Goal: Make an exact transcription of the material, leaving out all images.

Saved data entries
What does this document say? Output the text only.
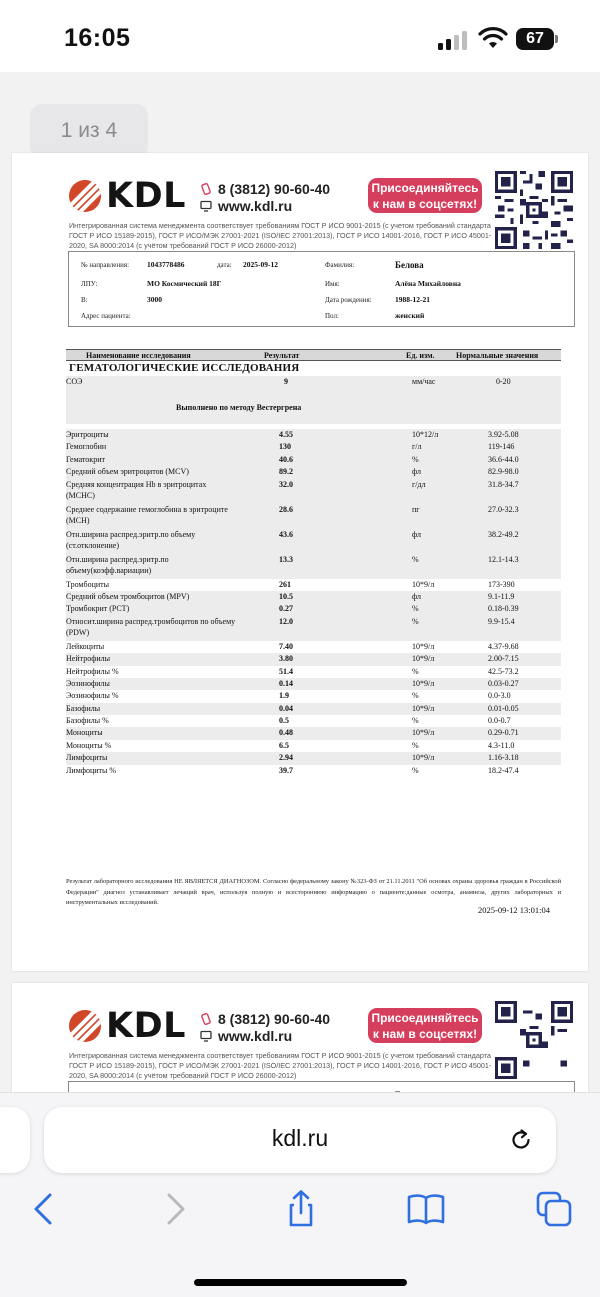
16:05	67
1 из 4
KDL	8 (3812) 90-60-40
www.kdl.ru
Присоединяйтесь
к нам в соцсетях!
Интегрированная система менеджмента соответствует требованиям ГОСТ Р ИСО 9001-2015 (с учетом требований стандарта ГОСТ Р ИСО 15189-2015), ГОСТ Р ИСО/МЭК 27001-2021 (ISO/IEC 27001:2013), ГОСТ Р ИСО 14001-2016, ГОСТ Р ИСО 45001-2020, SA 8000:2014 (с учётом требований ГОСТ Р ИСО 26000-2012)
№ направления: 1043778486	дата: 2025-09-12
ЛПУ:	МО Космический 18Г
В:	3000
Адрес пациента:
Фамилия:	Белова
Имя:	Алёна Михайловна
Дата рождения:	1988-12-21
Пол:	женский
Наименование исследования	Результат	Ед. изм.	Нормальные значения
ГЕМАТОЛОГИЧЕСКИЕ ИССЛЕДОВАНИЯ
СОЭ	9	мм/час	0-20
Выполнено по методу Вестергрена
Эритроциты	4.55	10*12/л	3.92-5.08
Гемоглобин	130	г/л	119-146
Гематокрит	40.6	%	36.6-44.0
Средний объем эритроцитов (MCV)	89.2	фл	82.9-98.0
Средняя концентрация Hb в эритроцитах (MCHC)
32.0	г/дл	31.8-34.7
Среднее содержание гемоглобина в эритроците (MCH)
28.6	пг	27.0-32.3
Отн.ширина распред.эритр.по объему (ст.отклонение)
43.6	фл	38.2-49.2
Отн.ширина распред.эритр.по объему(коэфф.вариации)
13.3	%	12.1-14.3
Тромбоциты	261	10*9/л	173-390
Средний объем тромбоцитов (MPV)	10.5	фл	9.1-11.9
Тромбокрит (PCT)	0.27	%	0.18-0.39
Относит.ширина распред.тромбоцитов по объему (PDW)
12.0	%	9.9-15.4
Лейкоциты	7.40	10*9/л	4.37-9.68
Нейтрофилы	3.80	10*9/л	2.00-7.15
Нейтрофилы %	51.4	%	42.5-73.2
Эозинофилы	0.14	10*9/л	0.03-0.27
Эозинофилы %	1.9	%	0.0-3.0
Базофилы	0.04	10*9/л	0.01-0.05
Базофилы %	0.5	%	0.0-0.7
Моноциты	0.48	10*9/л	0.29-0.71
Моноциты %	6.5	%	4.3-11.0
Лимфоциты	2.94	10*9/л	1.16-3.18
Лимфоциты %	39.7	%	18.2-47.4
Результат лабораторного исследования НЕ ЯВЛЯЕТСЯ ДИАГНОЗОМ. Согласно федеральному закону №323-ФЗ от 21.11.2011 "Об основах охраны здоровья граждан в Российской Федерации" диагноз устанавливает лечащий врач, используя полную и всестороннюю информацию о пациенте:данные осмотра, анамнеза, других лабораторных и инструментальных исследований.
2025-09-12 13:01:04
KDL	8 (3812) 90-60-40
www.kdl.ru
Присоединяйтесь
к нам в соцсетях!
Интегрированная система менеджмента соответствует требованиям ГОСТ Р ИСО 9001-2015 (с учетом требований стандарта ГОСТ Р ИСО 15189-2015), ГОСТ Р ИСО/МЭК 27001-2021 (ISO/IEC 27001:2013), ГОСТ Р ИСО 14001-2016, ГОСТ Р ИСО 45001-2020, SA 8000:2014 (с учётом требований ГОСТ Р ИСО 26000-2012)
kdl.ru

Reply:
What does this document say? Output the text only.
16:05	67
1 из 4
KDL	8 (3812) 90-60-40
www.kdl.ru
Присоединяйтесь
к нам в соцсетях!
Интегрированная система менеджмента соответствует требованиям ГОСТ Р ИСО 9001-2015 (с учетом требований стандарта ГОСТ Р ИСО 15189-2015), ГОСТ Р ИСО/МЭК 27001-2021 (ISO/IEC 27001:2013), ГОСТ Р ИСО 14001-2016, ГОСТ Р ИСО 45001-2020, SA 8000:2014 (с учётом требований ГОСТ Р ИСО 26000-2012)
№ направления: 1043778486	дата: 2025-09-12
ЛПУ:	МО Космический 18Г
В:	3000
Адрес пациента:
Фамилия:	Белова
Имя:	Алёна Михайловна
Дата рождения:	1988-12-21
Пол:	женский
Наименование исследования	Результат	Ед. изм.	Нормальные значения
ГЕМАТОЛОГИЧЕСКИЕ ИССЛЕДОВАНИЯ
СОЭ	9	мм/час	0-20
Выполнено по методу Вестергрена
Эритроциты	4.55	10*12/л	3.92-5.08
Гемоглобин	130	г/л	119-146
Гематокрит	40.6	%	36.6-44.0
Средний объем эритроцитов (MCV)	89.2	фл	82.9-98.0
Средняя концентрация Hb в эритроцитах (MCHC)
32.0	г/дл	31.8-34.7
Среднее содержание гемоглобина в эритроците (MCH)
28.6	пг	27.0-32.3
Отн.ширина распред.эритр.по объему (ст.отклонение)
43.6	фл	38.2-49.2
Отн.ширина распред.эритр.по объему(коэфф.вариации)
13.3	%	12.1-14.3
Тромбоциты	261	10*9/л	173-390
Средний объем тромбоцитов (MPV)	10.5	фл	9.1-11.9
Тромбокрит (PCT)	0.27	%	0.18-0.39
Относит.ширина распред.тромбоцитов по объему (PDW)
12.0	%	9.9-15.4
Лейкоциты	7.40	10*9/л	4.37-9.68
Нейтрофилы	3.80	10*9/л	2.00-7.15
Нейтрофилы %	51.4	%	42.5-73.2
Эозинофилы	0.14	10*9/л	0.03-0.27
Эозинофилы %	1.9	%	0.0-3.0
Базофилы	0.04	10*9/л	0.01-0.05
Базофилы %	0.5	%	0.0-0.7
Моноциты	0.48	10*9/л	0.29-0.71
Моноциты %	6.5	%	4.3-11.0
Лимфоциты	2.94	10*9/л	1.16-3.18
Лимфоциты %	39.7	%	18.2-47.4
Результат лабораторного исследования НЕ ЯВЛЯЕТСЯ ДИАГНОЗОМ. Согласно федеральному закону №323-ФЗ от 21.11.2011 "Об основах охраны здоровья граждан в Российской Федерации" диагноз устанавливает лечащий врач, используя полную и всестороннюю информацию о пациенте:данные осмотра, анамнеза, других лабораторных и инструментальных исследований.
2025-09-12 13:01:04
KDL	8 (3812) 90-60-40
www.kdl.ru
Присоединяйтесь
к нам в соцсетях!
Интегрированная система менеджмента соответствует требованиям ГОСТ Р ИСО 9001-2015 (с учетом требований стандарта ГОСТ Р ИСО 15189-2015), ГОСТ Р ИСО/МЭК 27001-2021 (ISO/IEC 27001:2013), ГОСТ Р ИСО 14001-2016, ГОСТ Р ИСО 45001-2020, SA 8000:2014 (с учётом требований ГОСТ Р ИСО 26000-2012)
kdl.ru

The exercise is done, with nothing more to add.